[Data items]
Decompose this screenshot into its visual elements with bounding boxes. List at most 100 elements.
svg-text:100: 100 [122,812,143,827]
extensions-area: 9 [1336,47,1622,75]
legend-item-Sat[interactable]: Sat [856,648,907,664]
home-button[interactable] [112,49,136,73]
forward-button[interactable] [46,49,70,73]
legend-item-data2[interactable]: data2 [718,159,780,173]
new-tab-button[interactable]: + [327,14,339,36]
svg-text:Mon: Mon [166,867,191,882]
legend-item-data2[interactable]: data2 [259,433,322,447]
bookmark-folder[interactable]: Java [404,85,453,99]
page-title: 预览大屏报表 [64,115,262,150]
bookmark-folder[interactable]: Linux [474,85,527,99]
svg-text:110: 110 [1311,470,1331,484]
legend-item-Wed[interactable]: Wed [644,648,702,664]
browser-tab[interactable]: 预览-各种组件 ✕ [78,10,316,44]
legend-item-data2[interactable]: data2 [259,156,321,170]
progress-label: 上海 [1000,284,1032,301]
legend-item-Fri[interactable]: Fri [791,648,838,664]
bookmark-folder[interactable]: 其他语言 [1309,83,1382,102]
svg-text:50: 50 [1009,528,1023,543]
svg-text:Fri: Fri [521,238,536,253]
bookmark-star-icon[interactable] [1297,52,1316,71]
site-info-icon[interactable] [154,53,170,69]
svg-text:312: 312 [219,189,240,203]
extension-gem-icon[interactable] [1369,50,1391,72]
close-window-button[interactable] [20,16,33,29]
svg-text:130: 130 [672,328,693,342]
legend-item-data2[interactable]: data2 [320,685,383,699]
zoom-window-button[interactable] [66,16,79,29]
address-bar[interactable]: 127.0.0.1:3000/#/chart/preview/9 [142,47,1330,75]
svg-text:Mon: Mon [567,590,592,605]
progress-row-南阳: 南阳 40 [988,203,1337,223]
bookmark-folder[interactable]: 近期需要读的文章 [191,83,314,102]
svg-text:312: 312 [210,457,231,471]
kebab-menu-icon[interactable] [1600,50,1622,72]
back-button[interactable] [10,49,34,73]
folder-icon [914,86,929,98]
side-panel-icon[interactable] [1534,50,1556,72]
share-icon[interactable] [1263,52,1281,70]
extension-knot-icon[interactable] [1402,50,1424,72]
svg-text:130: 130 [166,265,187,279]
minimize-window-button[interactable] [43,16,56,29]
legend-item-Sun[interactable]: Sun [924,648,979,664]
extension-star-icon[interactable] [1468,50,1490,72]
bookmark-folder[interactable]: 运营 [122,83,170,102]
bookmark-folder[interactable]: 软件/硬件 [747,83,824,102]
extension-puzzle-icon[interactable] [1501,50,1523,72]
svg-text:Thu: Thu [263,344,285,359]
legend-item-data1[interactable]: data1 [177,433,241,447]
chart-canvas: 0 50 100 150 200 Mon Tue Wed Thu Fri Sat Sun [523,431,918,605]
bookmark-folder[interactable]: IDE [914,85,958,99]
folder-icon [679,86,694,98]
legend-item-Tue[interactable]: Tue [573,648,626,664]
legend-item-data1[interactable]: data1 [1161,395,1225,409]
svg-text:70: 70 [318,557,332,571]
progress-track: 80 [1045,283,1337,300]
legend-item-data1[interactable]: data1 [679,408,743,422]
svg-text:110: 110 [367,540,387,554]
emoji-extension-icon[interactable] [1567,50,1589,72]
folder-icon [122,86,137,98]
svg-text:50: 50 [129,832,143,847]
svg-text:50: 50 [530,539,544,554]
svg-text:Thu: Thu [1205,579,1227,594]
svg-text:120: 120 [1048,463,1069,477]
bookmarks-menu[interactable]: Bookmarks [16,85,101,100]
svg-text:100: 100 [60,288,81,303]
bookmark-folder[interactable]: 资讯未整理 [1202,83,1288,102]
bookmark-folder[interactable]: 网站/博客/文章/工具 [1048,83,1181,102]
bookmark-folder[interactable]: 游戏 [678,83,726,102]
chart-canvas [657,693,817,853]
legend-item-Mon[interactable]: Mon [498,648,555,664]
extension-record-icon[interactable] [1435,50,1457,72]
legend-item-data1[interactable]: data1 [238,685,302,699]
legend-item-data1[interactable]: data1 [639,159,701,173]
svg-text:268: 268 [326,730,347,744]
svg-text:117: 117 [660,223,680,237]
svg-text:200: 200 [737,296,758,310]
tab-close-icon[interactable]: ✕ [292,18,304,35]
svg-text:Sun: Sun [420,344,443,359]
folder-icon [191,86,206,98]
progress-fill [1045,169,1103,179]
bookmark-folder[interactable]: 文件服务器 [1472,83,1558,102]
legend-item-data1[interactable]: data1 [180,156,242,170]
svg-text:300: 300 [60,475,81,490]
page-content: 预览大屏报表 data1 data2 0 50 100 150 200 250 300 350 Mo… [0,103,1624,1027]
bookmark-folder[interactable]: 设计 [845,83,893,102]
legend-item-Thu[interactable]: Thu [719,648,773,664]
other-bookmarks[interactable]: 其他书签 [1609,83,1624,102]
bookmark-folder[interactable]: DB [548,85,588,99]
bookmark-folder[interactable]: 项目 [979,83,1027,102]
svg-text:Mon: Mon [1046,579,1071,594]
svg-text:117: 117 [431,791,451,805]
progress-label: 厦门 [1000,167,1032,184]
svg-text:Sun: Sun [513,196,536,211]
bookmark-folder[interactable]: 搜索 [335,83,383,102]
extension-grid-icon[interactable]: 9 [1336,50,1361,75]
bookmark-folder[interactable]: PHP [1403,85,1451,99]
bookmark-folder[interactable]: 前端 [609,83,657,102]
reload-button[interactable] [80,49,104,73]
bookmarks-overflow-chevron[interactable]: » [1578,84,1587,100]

* TASK OBJECTIVE:
Rewrite the part of the data items that opens with the first line and closes with the line containing "svg-text:110: 110 [1311,470,1331,484]", switching "bookmark-folder" to "bookmark-group" and leaving everything else as it is.

* THE OUTPUT:
Decompose this screenshot into its visual elements with bounding boxes. List at most 100 elements.
svg-text:100: 100 [122,812,143,827]
extensions-area: 9 [1336,47,1622,75]
legend-item-Sat[interactable]: Sat [856,648,907,664]
home-button[interactable] [112,49,136,73]
forward-button[interactable] [46,49,70,73]
legend-item-data2[interactable]: data2 [718,159,780,173]
new-tab-button[interactable]: + [327,14,339,36]
svg-text:Mon: Mon [166,867,191,882]
legend-item-data2[interactable]: data2 [259,433,322,447]
bookmark-group[interactable]: Java [404,85,453,99]
page-title: 预览大屏报表 [64,115,262,150]
bookmark-group[interactable]: Linux [474,85,527,99]
svg-text:110: 110 [1311,470,1331,484]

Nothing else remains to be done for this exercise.